>> Begin

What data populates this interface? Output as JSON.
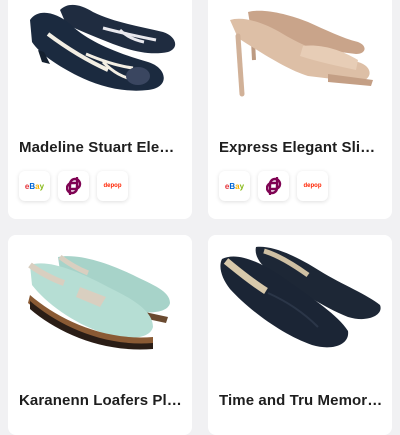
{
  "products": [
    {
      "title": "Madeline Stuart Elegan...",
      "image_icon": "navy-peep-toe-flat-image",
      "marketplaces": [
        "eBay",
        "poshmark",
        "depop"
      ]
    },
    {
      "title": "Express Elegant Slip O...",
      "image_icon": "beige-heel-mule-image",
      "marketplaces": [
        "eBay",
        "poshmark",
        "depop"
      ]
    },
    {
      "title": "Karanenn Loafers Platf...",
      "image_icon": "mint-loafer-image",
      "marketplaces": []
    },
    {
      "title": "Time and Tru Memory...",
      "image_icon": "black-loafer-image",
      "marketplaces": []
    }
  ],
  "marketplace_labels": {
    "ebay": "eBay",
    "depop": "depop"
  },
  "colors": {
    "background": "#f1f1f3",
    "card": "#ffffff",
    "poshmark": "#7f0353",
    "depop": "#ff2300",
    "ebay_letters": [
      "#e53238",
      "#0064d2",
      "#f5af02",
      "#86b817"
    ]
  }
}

>> End
>> Begin

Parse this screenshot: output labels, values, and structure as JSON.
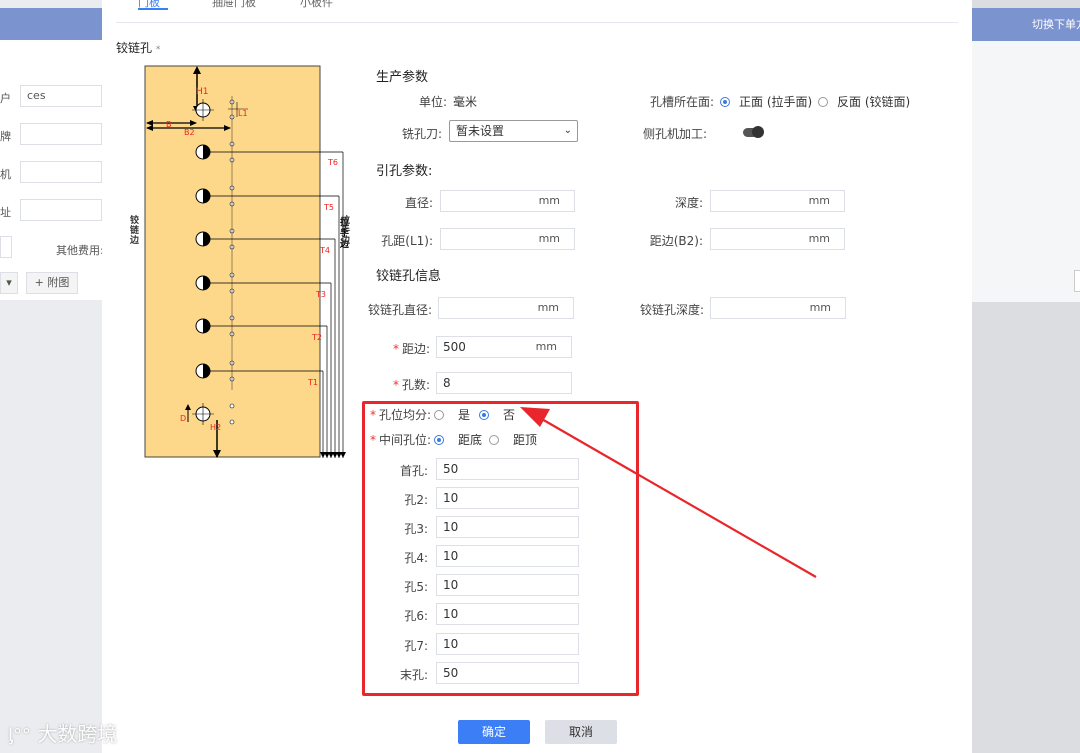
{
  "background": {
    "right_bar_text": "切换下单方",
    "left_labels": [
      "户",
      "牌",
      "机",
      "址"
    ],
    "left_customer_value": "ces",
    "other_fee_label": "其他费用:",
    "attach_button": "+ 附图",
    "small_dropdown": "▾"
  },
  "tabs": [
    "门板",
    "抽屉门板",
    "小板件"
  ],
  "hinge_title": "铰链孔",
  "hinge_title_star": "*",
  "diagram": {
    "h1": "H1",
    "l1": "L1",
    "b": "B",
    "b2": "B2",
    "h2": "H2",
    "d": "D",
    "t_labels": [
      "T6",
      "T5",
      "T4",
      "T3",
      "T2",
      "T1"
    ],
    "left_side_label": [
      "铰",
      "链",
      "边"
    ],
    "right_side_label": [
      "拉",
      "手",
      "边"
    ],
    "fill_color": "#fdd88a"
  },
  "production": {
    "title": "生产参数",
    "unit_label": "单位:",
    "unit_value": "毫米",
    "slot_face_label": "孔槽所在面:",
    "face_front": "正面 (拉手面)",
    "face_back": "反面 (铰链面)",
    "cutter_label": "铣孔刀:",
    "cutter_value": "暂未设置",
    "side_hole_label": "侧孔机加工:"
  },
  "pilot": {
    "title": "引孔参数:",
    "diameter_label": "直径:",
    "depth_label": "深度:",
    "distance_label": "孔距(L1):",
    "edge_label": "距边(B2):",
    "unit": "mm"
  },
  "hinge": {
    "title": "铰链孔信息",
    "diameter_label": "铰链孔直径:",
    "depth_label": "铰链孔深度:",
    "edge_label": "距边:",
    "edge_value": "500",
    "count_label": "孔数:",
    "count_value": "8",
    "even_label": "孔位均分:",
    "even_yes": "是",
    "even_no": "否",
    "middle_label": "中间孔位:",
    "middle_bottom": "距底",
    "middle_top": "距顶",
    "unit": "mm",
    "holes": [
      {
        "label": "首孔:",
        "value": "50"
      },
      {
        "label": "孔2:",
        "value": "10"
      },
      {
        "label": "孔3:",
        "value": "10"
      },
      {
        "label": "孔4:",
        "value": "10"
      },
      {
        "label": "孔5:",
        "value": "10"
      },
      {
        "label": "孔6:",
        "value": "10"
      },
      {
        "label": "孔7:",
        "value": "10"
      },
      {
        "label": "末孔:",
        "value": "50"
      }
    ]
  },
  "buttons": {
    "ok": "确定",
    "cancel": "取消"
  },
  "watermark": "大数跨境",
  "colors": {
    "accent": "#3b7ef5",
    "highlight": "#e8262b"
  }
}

>> End

> Job:
Count the lines in the records above that contain the word "this", and give only the number.

> Response to the exercise:
2